Exercise inputs =
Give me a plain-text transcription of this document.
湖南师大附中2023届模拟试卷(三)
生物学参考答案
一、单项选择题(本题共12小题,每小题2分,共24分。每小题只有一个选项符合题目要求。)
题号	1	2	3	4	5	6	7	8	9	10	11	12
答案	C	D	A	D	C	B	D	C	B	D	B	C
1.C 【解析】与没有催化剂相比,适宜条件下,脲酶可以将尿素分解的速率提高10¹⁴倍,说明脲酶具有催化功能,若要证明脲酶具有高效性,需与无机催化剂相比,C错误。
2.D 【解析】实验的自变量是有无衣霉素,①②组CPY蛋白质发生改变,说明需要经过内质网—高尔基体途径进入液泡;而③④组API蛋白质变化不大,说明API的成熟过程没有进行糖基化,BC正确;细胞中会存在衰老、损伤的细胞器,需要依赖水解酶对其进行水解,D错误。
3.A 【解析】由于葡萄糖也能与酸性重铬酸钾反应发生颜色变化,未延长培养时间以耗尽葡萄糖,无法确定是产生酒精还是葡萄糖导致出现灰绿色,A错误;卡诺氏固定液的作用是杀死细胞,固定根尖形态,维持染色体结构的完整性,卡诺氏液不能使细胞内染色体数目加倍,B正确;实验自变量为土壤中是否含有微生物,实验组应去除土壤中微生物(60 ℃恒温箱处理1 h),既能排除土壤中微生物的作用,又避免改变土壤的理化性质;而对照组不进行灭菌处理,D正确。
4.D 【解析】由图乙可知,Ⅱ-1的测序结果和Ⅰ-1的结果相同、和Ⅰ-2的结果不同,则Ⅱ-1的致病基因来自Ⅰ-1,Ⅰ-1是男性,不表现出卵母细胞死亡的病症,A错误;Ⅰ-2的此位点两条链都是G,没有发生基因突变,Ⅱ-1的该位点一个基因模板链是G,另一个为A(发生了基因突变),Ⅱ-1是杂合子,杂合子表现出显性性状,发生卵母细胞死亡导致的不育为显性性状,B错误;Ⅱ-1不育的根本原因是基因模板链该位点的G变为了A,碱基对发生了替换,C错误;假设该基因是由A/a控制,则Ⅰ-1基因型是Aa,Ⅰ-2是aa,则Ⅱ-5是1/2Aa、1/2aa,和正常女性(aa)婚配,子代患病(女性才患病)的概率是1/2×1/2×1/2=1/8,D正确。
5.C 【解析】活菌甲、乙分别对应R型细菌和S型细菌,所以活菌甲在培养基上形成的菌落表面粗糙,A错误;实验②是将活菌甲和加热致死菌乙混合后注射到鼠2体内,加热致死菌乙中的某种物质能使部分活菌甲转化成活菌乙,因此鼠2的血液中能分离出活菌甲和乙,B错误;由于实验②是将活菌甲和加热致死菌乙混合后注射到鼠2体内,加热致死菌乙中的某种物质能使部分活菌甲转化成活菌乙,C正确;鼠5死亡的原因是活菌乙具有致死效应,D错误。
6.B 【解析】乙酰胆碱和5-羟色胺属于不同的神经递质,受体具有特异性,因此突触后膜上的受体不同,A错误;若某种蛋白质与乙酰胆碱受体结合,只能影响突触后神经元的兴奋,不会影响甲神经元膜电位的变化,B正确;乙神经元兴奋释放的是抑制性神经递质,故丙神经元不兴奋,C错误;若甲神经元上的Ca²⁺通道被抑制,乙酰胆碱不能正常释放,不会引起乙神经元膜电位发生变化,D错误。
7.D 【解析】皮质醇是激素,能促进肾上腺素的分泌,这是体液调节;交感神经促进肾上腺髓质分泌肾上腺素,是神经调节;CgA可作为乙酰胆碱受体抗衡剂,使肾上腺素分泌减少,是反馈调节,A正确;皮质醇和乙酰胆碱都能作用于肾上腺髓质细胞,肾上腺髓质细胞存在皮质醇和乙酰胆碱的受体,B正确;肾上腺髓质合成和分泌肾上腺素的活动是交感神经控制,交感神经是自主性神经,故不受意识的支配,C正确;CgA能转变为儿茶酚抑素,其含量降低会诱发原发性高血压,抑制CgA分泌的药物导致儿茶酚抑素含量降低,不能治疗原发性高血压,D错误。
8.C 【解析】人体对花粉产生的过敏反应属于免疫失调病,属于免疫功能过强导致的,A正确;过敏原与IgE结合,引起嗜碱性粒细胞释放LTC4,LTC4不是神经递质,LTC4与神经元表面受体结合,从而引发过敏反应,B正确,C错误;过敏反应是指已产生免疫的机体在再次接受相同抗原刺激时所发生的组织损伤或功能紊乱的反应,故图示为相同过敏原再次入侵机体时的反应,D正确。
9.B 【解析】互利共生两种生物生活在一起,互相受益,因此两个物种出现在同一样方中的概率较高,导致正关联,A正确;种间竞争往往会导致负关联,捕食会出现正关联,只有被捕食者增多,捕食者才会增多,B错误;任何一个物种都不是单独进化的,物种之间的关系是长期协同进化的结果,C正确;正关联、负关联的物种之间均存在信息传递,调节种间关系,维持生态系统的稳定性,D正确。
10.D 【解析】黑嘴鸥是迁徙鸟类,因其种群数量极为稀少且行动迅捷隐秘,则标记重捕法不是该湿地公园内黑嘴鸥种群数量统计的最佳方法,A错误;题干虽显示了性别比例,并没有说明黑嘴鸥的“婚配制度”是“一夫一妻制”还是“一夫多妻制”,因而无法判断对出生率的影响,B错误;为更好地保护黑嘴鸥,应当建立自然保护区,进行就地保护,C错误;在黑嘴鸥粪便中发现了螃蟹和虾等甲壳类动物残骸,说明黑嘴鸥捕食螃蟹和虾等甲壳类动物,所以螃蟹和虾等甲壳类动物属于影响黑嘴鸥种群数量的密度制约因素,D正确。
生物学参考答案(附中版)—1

Short exercise =
Each record must be returned exactly as it is written.

Exercise result =
Give me a plain-text transcription of this document.
湖南师大附中2023届模拟试卷(三)
生物学参考答案
一、单项选择题(本题共12小题,每小题2分,共24分。每小题只有一个选项符合题目要求。)
题号	1	2	3	4	5	6	7	8	9	10	11	12
答案	C	D	A	D	C	B	D	C	B	D	B	C
1.C 【解析】与没有催化剂相比,适宜条件下,脲酶可以将尿素分解的速率提高10¹⁴倍,说明脲酶具有催化功能,若要证明脲酶具有高效性,需与无机催化剂相比,C错误。
2.D 【解析】实验的自变量是有无衣霉素,①②组CPY蛋白质发生改变,说明需要经过内质网—高尔基体途径进入液泡;而③④组API蛋白质变化不大,说明API的成熟过程没有进行糖基化,BC正确;细胞中会存在衰老、损伤的细胞器,需要依赖水解酶对其进行水解,D错误。
3.A 【解析】由于葡萄糖也能与酸性重铬酸钾反应发生颜色变化,未延长培养时间以耗尽葡萄糖,无法确定是产生酒精还是葡萄糖导致出现灰绿色,A错误;卡诺氏固定液的作用是杀死细胞,固定根尖形态,维持染色体结构的完整性,卡诺氏液不能使细胞内染色体数目加倍,B正确;实验自变量为土壤中是否含有微生物,实验组应去除土壤中微生物(60 ℃恒温箱处理1 h),既能排除土壤中微生物的作用,又避免改变土壤的理化性质;而对照组不进行灭菌处理,D正确。
4.D 【解析】由图乙可知,Ⅱ-1的测序结果和Ⅰ-1的结果相同、和Ⅰ-2的结果不同,则Ⅱ-1的致病基因来自Ⅰ-1,Ⅰ-1是男性,不表现出卵母细胞死亡的病症,A错误;Ⅰ-2的此位点两条链都是G,没有发生基因突变,Ⅱ-1的该位点一个基因模板链是G,另一个为A(发生了基因突变),Ⅱ-1是杂合子,杂合子表现出显性性状,发生卵母细胞死亡导致的不育为显性性状,B错误;Ⅱ-1不育的根本原因是基因模板链该位点的G变为了A,碱基对发生了替换,C错误;假设该基因是由A/a控制,则Ⅰ-1基因型是Aa,Ⅰ-2是aa,则Ⅱ-5是1/2Aa、1/2aa,和正常女性(aa)婚配,子代患病(女性才患病)的概率是1/2×1/2×1/2=1/8,D正确。
5.C 【解析】活菌甲、乙分别对应R型细菌和S型细菌,所以活菌甲在培养基上形成的菌落表面粗糙,A错误;实验②是将活菌甲和加热致死菌乙混合后注射到鼠2体内,加热致死菌乙中的某种物质能使部分活菌甲转化成活菌乙,因此鼠2的血液中能分离出活菌甲和乙,B错误;由于实验②是将活菌甲和加热致死菌乙混合后注射到鼠2体内,加热致死菌乙中的某种物质能使部分活菌甲转化成活菌乙,C正确;鼠5死亡的原因是活菌乙具有致死效应,D错误。
6.B 【解析】乙酰胆碱和5-羟色胺属于不同的神经递质,受体具有特异性,因此突触后膜上的受体不同,A错误;若某种蛋白质与乙酰胆碱受体结合,只能影响突触后神经元的兴奋,不会影响甲神经元膜电位的变化,B正确;乙神经元兴奋释放的是抑制性神经递质,故丙神经元不兴奋,C错误;若甲神经元上的Ca²⁺通道被抑制,乙酰胆碱不能正常释放,不会引起乙神经元膜电位发生变化,D错误。
7.D 【解析】皮质醇是激素,能促进肾上腺素的分泌,这是体液调节;交感神经促进肾上腺髓质分泌肾上腺素,是神经调节;CgA可作为乙酰胆碱受体抗衡剂,使肾上腺素分泌减少,是反馈调节,A正确;皮质醇和乙酰胆碱都能作用于肾上腺髓质细胞,肾上腺髓质细胞存在皮质醇和乙酰胆碱的受体,B正确;肾上腺髓质合成和分泌肾上腺素的活动是交感神经控制,交感神经是自主性神经,故不受意识的支配,C正确;CgA能转变为儿茶酚抑素,其含量降低会诱发原发性高血压,抑制CgA分泌的药物导致儿茶酚抑素含量降低,不能治疗原发性高血压,D错误。
8.C 【解析】人体对花粉产生的过敏反应属于免疫失调病,属于免疫功能过强导致的,A正确;过敏原与IgE结合,引起嗜碱性粒细胞释放LTC4,LTC4不是神经递质,LTC4与神经元表面受体结合,从而引发过敏反应,B正确,C错误;过敏反应是指已产生免疫的机体在再次接受相同抗原刺激时所发生的组织损伤或功能紊乱的反应,故图示为相同过敏原再次入侵机体时的反应,D正确。
9.B 【解析】互利共生两种生物生活在一起,互相受益,因此两个物种出现在同一样方中的概率较高,导致正关联,A正确;种间竞争往往会导致负关联,捕食会出现正关联,只有被捕食者增多,捕食者才会增多,B错误;任何一个物种都不是单独进化的,物种之间的关系是长期协同进化的结果,C正确;正关联、负关联的物种之间均存在信息传递,调节种间关系,维持生态系统的稳定性,D正确。
10.D 【解析】黑嘴鸥是迁徙鸟类,因其种群数量极为稀少且行动迅捷隐秘,则标记重捕法不是该湿地公园内黑嘴鸥种群数量统计的最佳方法,A错误;题干虽显示了性别比例,并没有说明黑嘴鸥的“婚配制度”是“一夫一妻制”还是“一夫多妻制”,因而无法判断对出生率的影响,B错误;为更好地保护黑嘴鸥,应当建立自然保护区,进行就地保护,C错误;在黑嘴鸥粪便中发现了螃蟹和虾等甲壳类动物残骸,说明黑嘴鸥捕食螃蟹和虾等甲壳类动物,所以螃蟹和虾等甲壳类动物属于影响黑嘴鸥种群数量的密度制约因素,D正确。
生物学参考答案(附中版)—1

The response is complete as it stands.